- _Exercise instructions_
The exercise asks you to copy every line below in which "Зубарева" appears.

[Dataset excerpt]
========================================

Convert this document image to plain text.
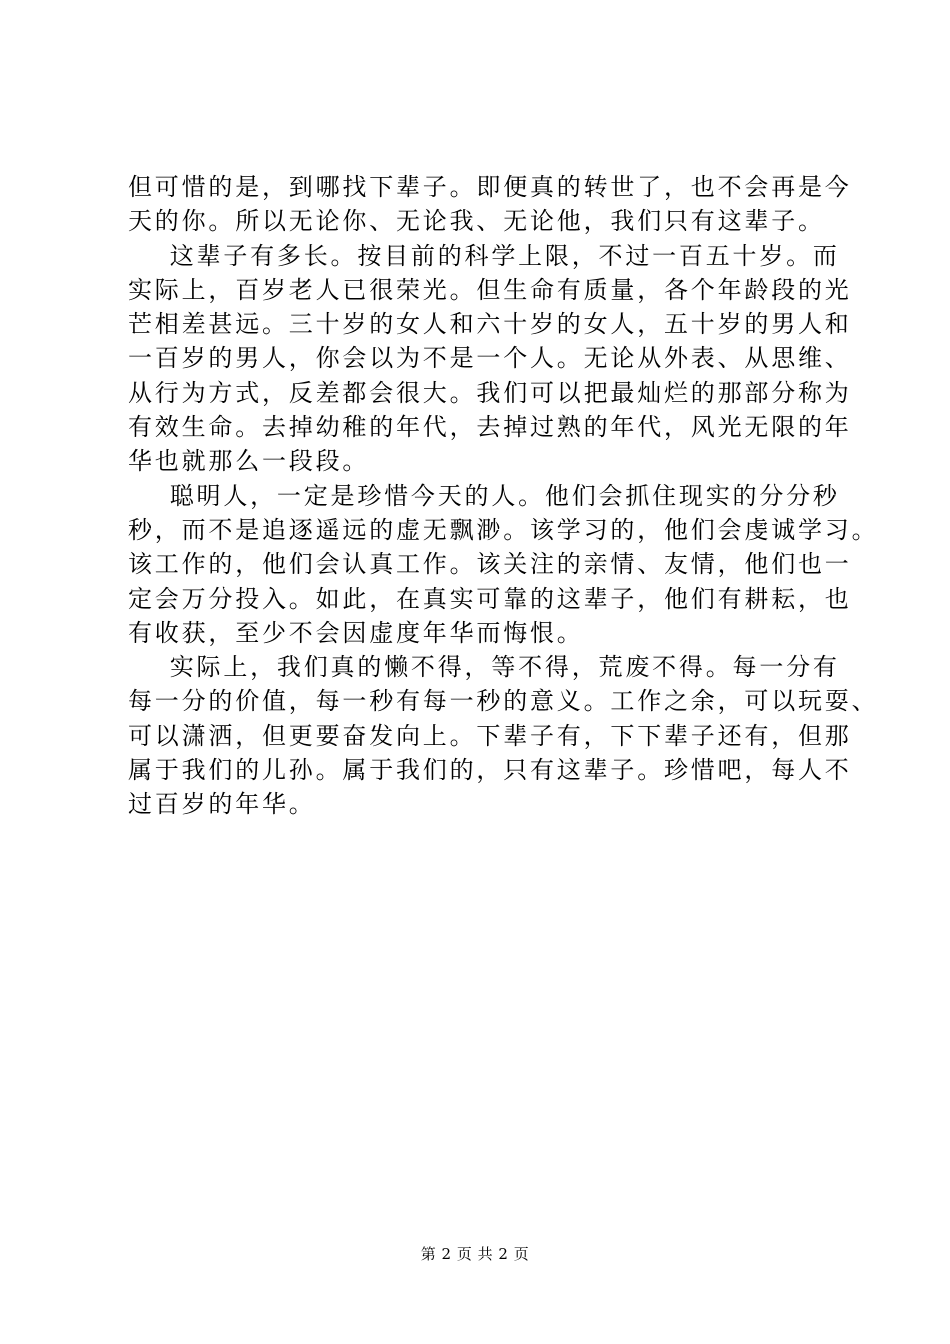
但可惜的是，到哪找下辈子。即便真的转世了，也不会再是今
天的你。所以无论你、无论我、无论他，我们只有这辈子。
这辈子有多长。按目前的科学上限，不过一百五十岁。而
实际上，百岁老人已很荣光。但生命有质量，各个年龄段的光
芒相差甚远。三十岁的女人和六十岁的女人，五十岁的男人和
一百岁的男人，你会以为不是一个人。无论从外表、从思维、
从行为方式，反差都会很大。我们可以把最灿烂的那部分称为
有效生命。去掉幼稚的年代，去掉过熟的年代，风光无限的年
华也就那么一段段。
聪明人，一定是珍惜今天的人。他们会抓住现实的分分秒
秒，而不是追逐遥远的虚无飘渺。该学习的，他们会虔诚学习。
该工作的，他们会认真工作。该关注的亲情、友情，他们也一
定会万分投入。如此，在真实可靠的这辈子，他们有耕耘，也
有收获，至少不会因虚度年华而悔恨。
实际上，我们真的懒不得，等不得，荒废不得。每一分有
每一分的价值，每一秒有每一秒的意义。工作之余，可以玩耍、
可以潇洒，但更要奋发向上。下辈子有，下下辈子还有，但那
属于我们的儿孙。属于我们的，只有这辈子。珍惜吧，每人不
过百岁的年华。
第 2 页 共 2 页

========================================

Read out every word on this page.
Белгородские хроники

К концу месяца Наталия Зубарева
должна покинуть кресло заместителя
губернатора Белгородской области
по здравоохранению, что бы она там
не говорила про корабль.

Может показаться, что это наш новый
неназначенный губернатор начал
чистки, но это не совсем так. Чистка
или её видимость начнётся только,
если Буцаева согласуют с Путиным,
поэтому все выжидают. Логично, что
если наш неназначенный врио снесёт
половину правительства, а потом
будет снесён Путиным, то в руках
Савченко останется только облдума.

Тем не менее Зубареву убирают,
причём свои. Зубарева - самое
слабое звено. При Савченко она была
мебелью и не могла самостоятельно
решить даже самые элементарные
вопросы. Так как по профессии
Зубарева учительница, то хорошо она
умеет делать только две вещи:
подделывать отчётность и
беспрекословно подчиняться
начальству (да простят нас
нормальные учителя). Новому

========================================

- _Answer in full_
К концу месяца Наталия Зубарева
причём свои. Зубарева - самое
Зубарева учительница, то хорошо она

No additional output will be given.